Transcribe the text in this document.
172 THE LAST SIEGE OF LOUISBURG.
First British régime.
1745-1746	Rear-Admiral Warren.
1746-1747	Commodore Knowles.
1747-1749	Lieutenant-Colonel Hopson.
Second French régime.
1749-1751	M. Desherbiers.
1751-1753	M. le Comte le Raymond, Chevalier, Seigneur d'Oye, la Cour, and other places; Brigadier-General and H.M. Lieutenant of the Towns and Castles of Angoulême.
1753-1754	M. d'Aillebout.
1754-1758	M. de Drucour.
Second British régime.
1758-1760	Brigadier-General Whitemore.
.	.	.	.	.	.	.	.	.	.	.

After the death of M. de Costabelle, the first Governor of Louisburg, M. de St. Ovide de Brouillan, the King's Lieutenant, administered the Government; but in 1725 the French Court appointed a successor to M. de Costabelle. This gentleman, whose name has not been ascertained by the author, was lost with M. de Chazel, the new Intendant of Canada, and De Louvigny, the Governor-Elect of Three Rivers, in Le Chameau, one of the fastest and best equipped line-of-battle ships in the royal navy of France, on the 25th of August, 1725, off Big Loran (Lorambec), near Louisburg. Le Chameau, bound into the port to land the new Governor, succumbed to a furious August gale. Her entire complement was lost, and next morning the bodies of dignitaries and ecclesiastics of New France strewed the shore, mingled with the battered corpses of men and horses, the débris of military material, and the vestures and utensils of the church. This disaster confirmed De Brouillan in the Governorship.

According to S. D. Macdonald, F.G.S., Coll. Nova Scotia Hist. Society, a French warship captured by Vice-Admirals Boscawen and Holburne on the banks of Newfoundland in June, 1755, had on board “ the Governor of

EXERCISE REQUIREMENTS: Select every line in the material above where the string "British" occurs, and copy it.

SOLUTION:
First British régime.
Second British régime.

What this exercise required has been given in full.